[Records contained in a dataset]:
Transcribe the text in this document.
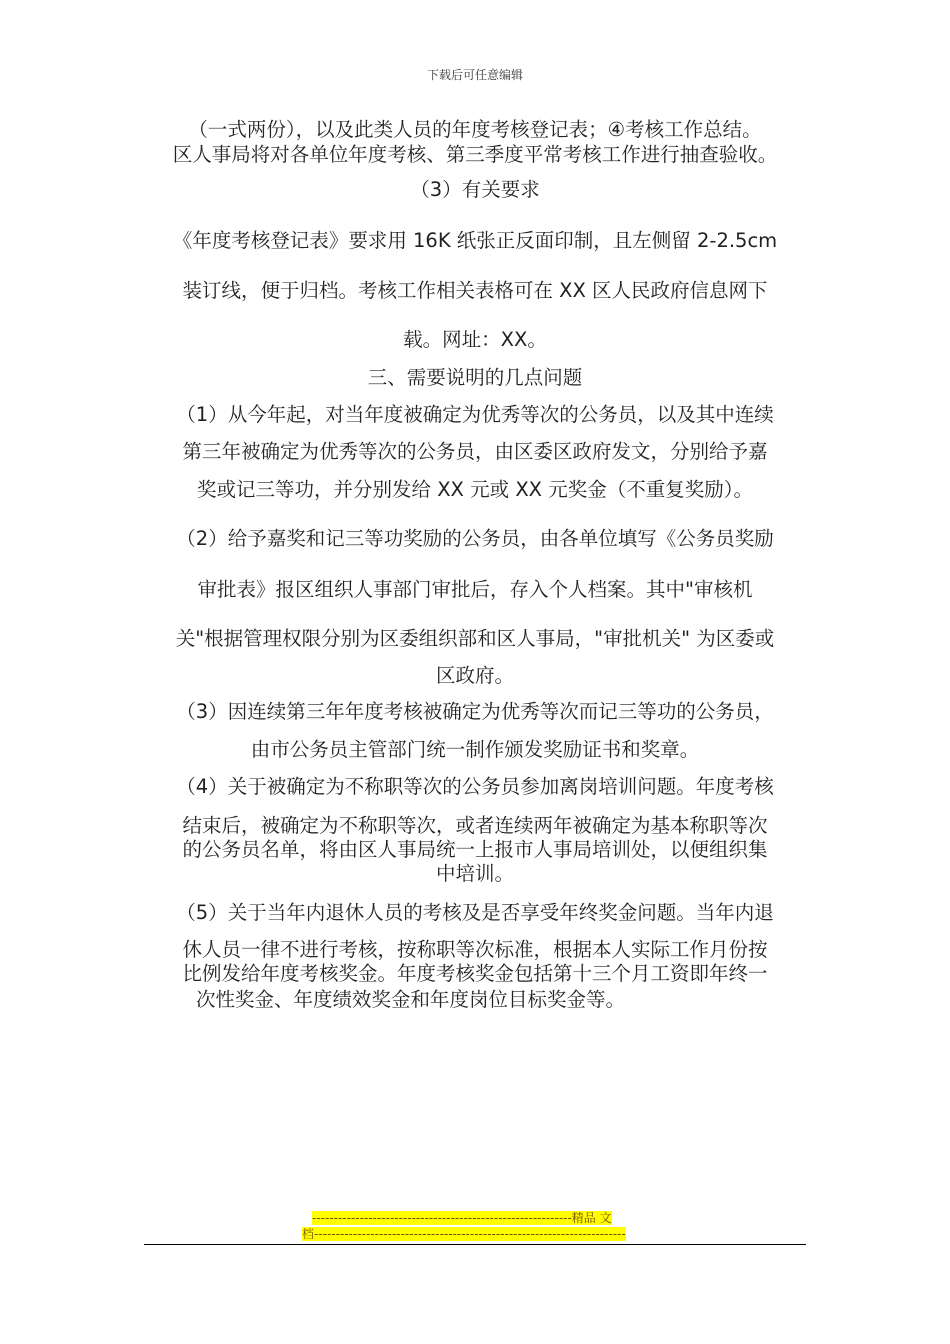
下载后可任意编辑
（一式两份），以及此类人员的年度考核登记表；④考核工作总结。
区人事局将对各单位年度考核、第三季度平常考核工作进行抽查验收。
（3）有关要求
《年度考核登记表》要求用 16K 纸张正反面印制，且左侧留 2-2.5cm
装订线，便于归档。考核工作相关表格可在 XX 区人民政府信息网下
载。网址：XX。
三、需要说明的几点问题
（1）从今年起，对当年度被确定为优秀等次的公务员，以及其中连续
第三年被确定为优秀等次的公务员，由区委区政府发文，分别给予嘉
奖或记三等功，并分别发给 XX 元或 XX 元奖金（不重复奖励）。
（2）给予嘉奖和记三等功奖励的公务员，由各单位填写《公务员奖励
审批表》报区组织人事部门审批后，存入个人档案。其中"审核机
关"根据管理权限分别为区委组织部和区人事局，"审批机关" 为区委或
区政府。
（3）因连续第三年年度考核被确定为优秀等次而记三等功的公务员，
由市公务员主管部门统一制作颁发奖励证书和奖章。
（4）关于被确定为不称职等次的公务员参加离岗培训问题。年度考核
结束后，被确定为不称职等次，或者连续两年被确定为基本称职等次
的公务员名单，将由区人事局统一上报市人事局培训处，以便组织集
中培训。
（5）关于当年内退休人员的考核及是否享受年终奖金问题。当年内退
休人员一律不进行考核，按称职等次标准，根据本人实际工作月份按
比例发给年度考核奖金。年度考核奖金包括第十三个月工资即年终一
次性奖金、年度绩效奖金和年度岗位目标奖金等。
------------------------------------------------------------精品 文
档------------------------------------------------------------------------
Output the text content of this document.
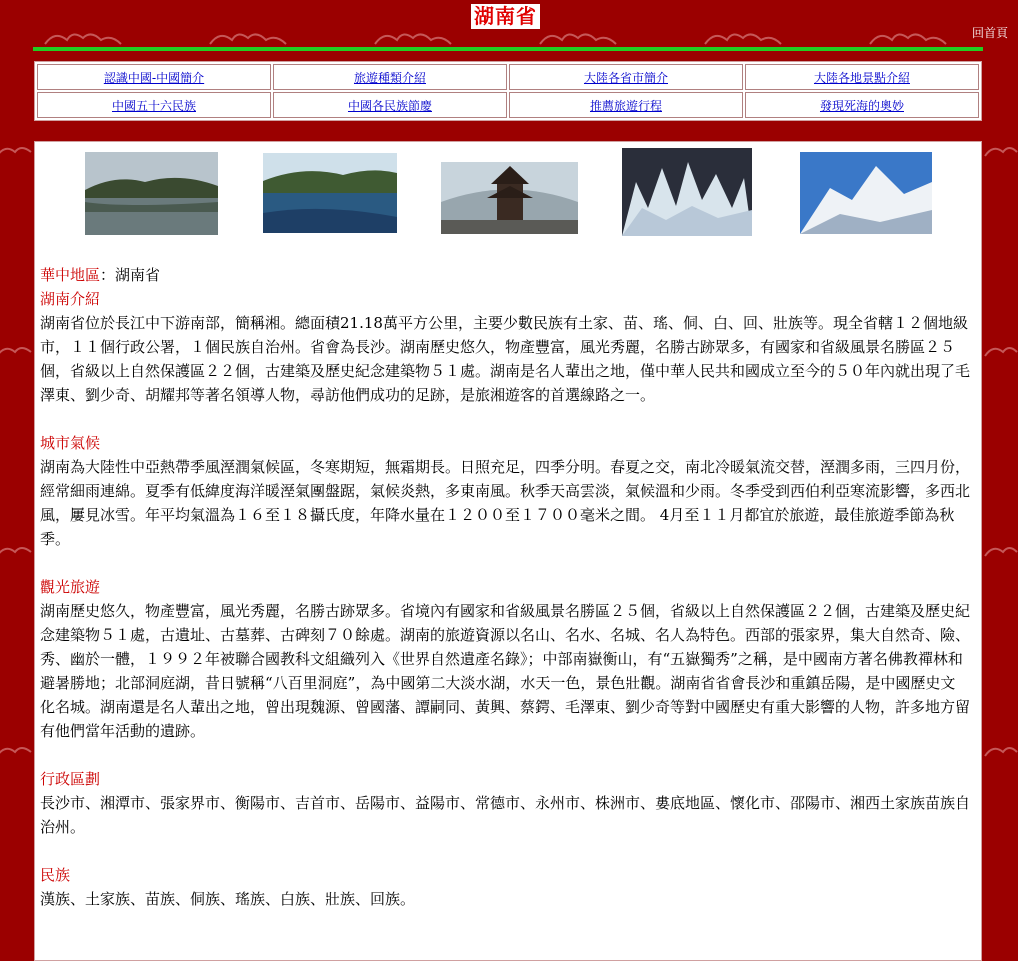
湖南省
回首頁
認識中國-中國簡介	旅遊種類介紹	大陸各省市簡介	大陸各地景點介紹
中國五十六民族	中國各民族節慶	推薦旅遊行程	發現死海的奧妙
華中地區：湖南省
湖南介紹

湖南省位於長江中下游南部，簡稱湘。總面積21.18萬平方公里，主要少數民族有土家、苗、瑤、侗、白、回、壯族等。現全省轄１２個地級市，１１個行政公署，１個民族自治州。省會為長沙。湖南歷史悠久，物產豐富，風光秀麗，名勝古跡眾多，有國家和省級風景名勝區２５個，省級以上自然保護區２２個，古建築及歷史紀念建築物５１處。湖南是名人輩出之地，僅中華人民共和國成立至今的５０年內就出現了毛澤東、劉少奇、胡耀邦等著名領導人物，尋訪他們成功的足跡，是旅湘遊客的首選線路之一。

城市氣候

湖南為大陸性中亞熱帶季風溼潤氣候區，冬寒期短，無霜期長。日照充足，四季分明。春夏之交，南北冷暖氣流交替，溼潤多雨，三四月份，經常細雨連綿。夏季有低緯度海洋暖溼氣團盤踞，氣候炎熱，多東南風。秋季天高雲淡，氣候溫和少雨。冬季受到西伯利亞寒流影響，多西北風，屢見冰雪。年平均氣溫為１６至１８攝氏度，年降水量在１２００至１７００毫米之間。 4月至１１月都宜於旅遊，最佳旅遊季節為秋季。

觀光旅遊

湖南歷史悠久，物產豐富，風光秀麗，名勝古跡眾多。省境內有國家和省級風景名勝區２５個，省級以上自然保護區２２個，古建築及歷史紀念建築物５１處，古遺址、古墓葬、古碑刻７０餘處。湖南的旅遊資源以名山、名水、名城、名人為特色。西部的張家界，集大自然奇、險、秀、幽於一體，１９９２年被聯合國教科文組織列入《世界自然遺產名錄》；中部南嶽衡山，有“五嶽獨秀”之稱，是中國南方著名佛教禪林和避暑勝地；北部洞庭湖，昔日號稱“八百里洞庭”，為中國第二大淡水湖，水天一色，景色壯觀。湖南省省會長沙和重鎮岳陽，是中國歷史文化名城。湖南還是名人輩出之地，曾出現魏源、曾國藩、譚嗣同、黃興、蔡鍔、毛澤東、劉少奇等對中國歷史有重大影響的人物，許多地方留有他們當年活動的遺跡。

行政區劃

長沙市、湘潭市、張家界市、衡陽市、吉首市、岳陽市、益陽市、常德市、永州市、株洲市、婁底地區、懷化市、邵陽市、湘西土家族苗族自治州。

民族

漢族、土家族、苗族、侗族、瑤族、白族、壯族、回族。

[Goal]: All of the records above must be copied exactly, except for the pictures.

[Exercise answer]:
Transcribe the text in this document.
下载后可任意编辑
（一式两份），以及此类人员的年度考核登记表；④考核工作总结。
区人事局将对各单位年度考核、第三季度平常考核工作进行抽查验收。
（3）有关要求
《年度考核登记表》要求用 16K 纸张正反面印制，且左侧留 2-2.5cm
装订线，便于归档。考核工作相关表格可在 XX 区人民政府信息网下
载。网址：XX。
三、需要说明的几点问题
（1）从今年起，对当年度被确定为优秀等次的公务员，以及其中连续
第三年被确定为优秀等次的公务员，由区委区政府发文，分别给予嘉
奖或记三等功，并分别发给 XX 元或 XX 元奖金（不重复奖励）。
（2）给予嘉奖和记三等功奖励的公务员，由各单位填写《公务员奖励
审批表》报区组织人事部门审批后，存入个人档案。其中"审核机
关"根据管理权限分别为区委组织部和区人事局，"审批机关" 为区委或
区政府。
（3）因连续第三年年度考核被确定为优秀等次而记三等功的公务员，
由市公务员主管部门统一制作颁发奖励证书和奖章。
（4）关于被确定为不称职等次的公务员参加离岗培训问题。年度考核
结束后，被确定为不称职等次，或者连续两年被确定为基本称职等次
的公务员名单，将由区人事局统一上报市人事局培训处，以便组织集
中培训。
（5）关于当年内退休人员的考核及是否享受年终奖金问题。当年内退
休人员一律不进行考核，按称职等次标准，根据本人实际工作月份按
比例发给年度考核奖金。年度考核奖金包括第十三个月工资即年终一
次性奖金、年度绩效奖金和年度岗位目标奖金等。
------------------------------------------------------------精品 文
档------------------------------------------------------------------------
Output the text content of this document.
湖南省
回首頁
認識中國-中國簡介	旅遊種類介紹	大陸各省市簡介	大陸各地景點介紹
中國五十六民族	中國各民族節慶	推薦旅遊行程	發現死海的奧妙
華中地區：湖南省
湖南介紹

湖南省位於長江中下游南部，簡稱湘。總面積21.18萬平方公里，主要少數民族有土家、苗、瑤、侗、白、回、壯族等。現全省轄１２個地級市，１１個行政公署，１個民族自治州。省會為長沙。湖南歷史悠久，物產豐富，風光秀麗，名勝古跡眾多，有國家和省級風景名勝區２５個，省級以上自然保護區２２個，古建築及歷史紀念建築物５１處。湖南是名人輩出之地，僅中華人民共和國成立至今的５０年內就出現了毛澤東、劉少奇、胡耀邦等著名領導人物，尋訪他們成功的足跡，是旅湘遊客的首選線路之一。

城市氣候

湖南為大陸性中亞熱帶季風溼潤氣候區，冬寒期短，無霜期長。日照充足，四季分明。春夏之交，南北冷暖氣流交替，溼潤多雨，三四月份，經常細雨連綿。夏季有低緯度海洋暖溼氣團盤踞，氣候炎熱，多東南風。秋季天高雲淡，氣候溫和少雨。冬季受到西伯利亞寒流影響，多西北風，屢見冰雪。年平均氣溫為１６至１８攝氏度，年降水量在１２００至１７００毫米之間。 4月至１１月都宜於旅遊，最佳旅遊季節為秋季。

觀光旅遊

湖南歷史悠久，物產豐富，風光秀麗，名勝古跡眾多。省境內有國家和省級風景名勝區２５個，省級以上自然保護區２２個，古建築及歷史紀念建築物５１處，古遺址、古墓葬、古碑刻７０餘處。湖南的旅遊資源以名山、名水、名城、名人為特色。西部的張家界，集大自然奇、險、秀、幽於一體，１９９２年被聯合國教科文組織列入《世界自然遺產名錄》；中部南嶽衡山，有“五嶽獨秀”之稱，是中國南方著名佛教禪林和避暑勝地；北部洞庭湖，昔日號稱“八百里洞庭”，為中國第二大淡水湖，水天一色，景色壯觀。湖南省省會長沙和重鎮岳陽，是中國歷史文化名城。湖南還是名人輩出之地，曾出現魏源、曾國藩、譚嗣同、黃興、蔡鍔、毛澤東、劉少奇等對中國歷史有重大影響的人物，許多地方留有他們當年活動的遺跡。

行政區劃

長沙市、湘潭市、張家界市、衡陽市、吉首市、岳陽市、益陽市、常德市、永州市、株洲市、婁底地區、懷化市、邵陽市、湘西土家族苗族自治州。

民族

漢族、土家族、苗族、侗族、瑤族、白族、壯族、回族。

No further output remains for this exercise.